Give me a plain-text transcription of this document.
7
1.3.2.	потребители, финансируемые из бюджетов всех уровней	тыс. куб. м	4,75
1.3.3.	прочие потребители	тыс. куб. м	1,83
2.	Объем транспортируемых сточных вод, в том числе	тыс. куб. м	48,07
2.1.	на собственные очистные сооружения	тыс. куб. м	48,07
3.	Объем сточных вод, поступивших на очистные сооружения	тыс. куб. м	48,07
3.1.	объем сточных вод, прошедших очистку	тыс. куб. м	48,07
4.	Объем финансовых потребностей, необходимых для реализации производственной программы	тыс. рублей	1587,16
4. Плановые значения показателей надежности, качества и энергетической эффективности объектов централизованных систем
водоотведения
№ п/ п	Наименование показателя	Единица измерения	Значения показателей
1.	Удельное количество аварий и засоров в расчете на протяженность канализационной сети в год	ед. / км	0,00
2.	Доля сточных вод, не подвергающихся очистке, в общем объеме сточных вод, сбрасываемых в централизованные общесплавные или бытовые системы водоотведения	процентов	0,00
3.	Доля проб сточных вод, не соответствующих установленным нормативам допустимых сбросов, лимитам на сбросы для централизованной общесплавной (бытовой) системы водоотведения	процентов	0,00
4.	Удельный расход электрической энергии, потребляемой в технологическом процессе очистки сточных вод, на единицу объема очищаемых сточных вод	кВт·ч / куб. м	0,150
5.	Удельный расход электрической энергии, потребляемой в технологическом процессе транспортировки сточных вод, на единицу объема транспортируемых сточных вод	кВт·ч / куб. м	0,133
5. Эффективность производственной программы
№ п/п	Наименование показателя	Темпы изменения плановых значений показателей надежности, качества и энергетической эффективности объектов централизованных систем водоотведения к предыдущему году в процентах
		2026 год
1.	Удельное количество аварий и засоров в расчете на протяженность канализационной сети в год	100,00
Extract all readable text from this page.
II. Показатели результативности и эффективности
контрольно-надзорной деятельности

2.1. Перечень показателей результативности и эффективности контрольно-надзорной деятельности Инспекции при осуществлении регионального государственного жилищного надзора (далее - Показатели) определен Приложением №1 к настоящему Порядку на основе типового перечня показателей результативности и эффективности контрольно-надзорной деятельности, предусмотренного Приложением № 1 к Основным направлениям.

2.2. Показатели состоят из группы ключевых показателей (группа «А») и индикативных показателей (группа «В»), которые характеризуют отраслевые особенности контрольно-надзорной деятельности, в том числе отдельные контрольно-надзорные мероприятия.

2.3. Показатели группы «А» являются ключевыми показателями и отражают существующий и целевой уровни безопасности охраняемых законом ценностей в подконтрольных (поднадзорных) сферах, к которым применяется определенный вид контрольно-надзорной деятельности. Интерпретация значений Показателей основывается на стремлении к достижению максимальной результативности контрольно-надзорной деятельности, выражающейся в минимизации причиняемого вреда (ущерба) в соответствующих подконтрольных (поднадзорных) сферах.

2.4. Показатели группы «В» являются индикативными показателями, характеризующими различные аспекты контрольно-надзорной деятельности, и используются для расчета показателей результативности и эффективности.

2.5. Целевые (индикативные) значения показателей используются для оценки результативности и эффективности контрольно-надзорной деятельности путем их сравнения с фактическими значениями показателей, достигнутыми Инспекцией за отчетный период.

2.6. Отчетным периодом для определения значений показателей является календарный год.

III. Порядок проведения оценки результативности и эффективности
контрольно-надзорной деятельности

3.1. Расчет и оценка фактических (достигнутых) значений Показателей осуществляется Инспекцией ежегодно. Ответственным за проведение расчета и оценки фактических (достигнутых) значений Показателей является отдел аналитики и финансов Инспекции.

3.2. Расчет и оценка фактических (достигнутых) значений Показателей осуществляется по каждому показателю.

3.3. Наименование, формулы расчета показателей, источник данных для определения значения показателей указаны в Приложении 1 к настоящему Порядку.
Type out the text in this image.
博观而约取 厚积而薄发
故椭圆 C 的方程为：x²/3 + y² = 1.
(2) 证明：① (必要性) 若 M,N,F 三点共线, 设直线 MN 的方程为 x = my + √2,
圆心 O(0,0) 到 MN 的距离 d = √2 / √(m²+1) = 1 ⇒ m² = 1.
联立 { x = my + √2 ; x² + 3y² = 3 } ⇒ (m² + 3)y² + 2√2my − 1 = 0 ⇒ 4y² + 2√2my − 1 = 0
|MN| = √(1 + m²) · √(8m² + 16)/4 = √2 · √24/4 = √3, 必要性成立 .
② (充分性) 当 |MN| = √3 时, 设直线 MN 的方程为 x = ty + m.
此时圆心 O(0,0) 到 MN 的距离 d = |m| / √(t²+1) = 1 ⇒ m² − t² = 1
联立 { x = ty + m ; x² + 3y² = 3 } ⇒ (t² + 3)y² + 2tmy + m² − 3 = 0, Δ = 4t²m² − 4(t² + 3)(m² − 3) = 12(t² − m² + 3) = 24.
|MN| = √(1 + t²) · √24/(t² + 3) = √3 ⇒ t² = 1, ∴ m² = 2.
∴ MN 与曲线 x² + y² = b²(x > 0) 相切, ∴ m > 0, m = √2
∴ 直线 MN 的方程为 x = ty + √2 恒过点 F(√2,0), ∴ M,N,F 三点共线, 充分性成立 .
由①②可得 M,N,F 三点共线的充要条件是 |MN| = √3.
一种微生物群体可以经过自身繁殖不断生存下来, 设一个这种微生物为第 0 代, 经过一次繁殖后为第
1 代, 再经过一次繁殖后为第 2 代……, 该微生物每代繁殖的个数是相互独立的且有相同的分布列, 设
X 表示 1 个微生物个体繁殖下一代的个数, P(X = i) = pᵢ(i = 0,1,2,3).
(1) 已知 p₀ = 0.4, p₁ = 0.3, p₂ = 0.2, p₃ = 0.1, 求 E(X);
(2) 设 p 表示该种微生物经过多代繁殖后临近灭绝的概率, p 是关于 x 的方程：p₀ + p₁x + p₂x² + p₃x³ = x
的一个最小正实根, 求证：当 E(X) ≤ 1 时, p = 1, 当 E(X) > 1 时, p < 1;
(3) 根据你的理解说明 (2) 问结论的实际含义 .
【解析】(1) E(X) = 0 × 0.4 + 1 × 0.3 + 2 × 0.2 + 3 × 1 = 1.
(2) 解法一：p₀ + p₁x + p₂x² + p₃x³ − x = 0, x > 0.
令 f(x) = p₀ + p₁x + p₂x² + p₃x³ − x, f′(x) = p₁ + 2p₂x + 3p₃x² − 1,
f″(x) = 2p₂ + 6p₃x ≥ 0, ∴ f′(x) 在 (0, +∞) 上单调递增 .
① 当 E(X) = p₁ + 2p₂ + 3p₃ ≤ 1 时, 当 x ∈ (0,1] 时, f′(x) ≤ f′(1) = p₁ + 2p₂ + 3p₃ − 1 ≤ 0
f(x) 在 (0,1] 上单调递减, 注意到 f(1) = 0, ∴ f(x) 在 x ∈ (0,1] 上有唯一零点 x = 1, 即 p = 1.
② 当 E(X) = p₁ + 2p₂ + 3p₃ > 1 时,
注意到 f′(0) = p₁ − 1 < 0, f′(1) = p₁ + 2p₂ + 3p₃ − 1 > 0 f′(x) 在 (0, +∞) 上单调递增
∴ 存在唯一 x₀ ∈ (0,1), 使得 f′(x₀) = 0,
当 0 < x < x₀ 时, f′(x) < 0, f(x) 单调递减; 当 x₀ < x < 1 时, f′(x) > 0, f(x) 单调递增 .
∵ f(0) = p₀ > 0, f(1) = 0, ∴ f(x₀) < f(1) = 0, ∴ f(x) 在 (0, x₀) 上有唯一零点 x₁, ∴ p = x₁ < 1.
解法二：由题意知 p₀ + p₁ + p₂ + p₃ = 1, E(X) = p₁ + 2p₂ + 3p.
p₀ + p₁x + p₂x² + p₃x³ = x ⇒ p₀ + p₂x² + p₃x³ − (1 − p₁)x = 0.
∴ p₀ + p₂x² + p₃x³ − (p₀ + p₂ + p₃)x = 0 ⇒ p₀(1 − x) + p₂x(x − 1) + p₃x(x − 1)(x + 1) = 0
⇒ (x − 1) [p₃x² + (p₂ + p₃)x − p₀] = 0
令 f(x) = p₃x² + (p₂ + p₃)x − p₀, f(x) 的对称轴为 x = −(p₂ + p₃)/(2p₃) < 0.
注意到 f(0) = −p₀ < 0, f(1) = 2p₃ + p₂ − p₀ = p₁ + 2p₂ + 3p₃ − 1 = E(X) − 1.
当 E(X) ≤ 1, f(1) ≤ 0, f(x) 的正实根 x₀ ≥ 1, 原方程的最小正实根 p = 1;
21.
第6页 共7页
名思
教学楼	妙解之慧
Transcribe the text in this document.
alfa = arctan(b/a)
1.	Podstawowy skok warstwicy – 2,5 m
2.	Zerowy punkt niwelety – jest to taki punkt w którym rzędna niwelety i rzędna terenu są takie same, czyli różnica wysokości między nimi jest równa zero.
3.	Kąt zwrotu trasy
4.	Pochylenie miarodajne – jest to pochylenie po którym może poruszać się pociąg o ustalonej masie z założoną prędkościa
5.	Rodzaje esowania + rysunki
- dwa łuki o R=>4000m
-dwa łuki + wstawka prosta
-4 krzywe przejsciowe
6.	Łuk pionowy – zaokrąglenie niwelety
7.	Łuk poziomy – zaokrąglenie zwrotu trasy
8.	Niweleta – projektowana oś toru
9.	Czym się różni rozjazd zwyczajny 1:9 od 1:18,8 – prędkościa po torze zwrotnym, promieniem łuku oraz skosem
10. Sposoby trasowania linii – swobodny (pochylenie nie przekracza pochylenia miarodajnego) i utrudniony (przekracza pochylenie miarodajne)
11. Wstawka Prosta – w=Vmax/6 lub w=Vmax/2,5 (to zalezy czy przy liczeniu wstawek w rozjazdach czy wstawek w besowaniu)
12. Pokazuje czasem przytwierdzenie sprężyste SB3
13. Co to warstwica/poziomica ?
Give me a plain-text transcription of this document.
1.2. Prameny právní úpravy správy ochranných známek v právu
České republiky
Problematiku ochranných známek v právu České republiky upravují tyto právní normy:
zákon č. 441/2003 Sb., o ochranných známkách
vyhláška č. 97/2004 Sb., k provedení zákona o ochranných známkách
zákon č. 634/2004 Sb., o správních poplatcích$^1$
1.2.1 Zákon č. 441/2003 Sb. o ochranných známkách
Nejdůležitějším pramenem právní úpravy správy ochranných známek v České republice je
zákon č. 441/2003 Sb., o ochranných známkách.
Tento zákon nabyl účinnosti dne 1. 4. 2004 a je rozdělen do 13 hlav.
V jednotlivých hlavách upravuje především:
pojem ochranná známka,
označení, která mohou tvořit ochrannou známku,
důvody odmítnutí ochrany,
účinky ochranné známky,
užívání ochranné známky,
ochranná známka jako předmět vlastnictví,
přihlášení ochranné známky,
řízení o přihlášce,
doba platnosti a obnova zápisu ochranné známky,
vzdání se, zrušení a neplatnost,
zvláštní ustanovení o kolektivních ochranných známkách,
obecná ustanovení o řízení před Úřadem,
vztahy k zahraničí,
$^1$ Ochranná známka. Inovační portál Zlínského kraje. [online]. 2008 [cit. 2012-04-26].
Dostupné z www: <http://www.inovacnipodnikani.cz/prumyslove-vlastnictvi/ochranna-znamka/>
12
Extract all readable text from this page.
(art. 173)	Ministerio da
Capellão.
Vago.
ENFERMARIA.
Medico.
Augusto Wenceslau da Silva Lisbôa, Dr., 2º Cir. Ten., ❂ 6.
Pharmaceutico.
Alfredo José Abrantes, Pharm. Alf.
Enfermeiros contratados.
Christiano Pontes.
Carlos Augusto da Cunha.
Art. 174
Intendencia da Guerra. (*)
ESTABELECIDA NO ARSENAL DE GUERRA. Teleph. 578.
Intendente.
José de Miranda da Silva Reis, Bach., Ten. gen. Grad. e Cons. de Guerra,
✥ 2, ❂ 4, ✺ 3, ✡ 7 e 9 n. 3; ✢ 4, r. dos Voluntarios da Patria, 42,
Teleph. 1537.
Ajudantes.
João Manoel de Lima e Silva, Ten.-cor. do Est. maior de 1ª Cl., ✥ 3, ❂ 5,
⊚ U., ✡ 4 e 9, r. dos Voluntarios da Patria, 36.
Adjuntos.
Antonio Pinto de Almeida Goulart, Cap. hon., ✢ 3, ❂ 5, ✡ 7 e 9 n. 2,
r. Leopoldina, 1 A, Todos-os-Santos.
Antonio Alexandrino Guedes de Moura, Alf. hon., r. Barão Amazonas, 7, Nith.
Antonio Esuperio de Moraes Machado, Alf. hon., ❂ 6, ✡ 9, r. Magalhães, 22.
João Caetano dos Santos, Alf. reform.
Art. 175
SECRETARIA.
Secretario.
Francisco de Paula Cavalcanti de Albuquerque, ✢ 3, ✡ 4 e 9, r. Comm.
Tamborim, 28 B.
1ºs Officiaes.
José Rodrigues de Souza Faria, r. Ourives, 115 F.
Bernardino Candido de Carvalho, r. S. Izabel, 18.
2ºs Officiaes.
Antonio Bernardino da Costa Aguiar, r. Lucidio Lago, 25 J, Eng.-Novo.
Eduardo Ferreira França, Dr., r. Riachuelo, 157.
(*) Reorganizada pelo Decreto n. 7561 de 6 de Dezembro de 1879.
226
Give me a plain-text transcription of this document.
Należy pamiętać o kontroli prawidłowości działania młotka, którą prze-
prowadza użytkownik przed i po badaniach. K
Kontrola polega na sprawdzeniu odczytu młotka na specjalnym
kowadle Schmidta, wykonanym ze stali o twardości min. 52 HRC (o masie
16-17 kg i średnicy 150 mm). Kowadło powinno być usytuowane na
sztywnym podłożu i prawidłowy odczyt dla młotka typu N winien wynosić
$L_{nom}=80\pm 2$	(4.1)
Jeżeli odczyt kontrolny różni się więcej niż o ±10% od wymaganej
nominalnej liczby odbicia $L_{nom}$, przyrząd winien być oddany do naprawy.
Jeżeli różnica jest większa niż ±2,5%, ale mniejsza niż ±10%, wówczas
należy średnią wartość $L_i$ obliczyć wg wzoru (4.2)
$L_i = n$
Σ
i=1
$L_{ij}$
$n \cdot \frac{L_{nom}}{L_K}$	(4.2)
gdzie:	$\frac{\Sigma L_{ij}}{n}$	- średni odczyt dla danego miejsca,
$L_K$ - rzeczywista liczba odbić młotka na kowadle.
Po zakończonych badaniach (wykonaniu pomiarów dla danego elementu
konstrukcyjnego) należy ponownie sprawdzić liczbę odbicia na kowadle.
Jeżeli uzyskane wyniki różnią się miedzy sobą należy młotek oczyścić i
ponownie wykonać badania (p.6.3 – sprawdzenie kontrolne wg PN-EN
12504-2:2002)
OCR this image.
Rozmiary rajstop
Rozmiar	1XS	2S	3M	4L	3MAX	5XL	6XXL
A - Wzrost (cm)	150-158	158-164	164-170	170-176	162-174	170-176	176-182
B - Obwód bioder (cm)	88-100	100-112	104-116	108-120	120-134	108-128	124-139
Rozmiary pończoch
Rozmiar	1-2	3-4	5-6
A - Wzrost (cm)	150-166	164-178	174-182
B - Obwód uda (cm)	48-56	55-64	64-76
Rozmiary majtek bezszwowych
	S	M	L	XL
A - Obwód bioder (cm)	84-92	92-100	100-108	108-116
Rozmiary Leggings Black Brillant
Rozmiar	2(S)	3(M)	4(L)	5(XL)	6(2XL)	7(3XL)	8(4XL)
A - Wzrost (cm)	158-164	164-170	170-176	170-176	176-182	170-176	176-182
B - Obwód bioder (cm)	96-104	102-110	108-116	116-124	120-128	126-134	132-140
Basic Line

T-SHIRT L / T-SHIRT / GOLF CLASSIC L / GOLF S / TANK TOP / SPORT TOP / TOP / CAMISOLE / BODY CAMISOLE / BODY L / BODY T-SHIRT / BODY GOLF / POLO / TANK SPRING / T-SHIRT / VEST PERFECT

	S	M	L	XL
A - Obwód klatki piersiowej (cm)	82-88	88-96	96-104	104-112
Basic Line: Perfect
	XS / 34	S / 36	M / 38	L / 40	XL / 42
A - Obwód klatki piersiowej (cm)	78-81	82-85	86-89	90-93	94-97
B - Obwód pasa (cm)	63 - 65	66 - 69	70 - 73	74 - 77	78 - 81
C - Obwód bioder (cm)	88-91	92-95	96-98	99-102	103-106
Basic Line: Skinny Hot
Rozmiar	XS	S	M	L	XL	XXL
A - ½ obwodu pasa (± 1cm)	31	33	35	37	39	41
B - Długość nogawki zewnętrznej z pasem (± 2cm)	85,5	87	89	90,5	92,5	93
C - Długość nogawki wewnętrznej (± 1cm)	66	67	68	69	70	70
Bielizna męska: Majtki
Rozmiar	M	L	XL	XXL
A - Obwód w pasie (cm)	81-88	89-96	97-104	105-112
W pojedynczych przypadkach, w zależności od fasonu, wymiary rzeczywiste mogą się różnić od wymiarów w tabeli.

____________

OBJECTIVE
From the entries above, copy out every line where the string "ustanovení" appears.

SOLUTION TO THE EXERCISE
zvláštní ustanovení o kolektivních ochranných známkách,
obecná ustanovení o řízení před Úřadem,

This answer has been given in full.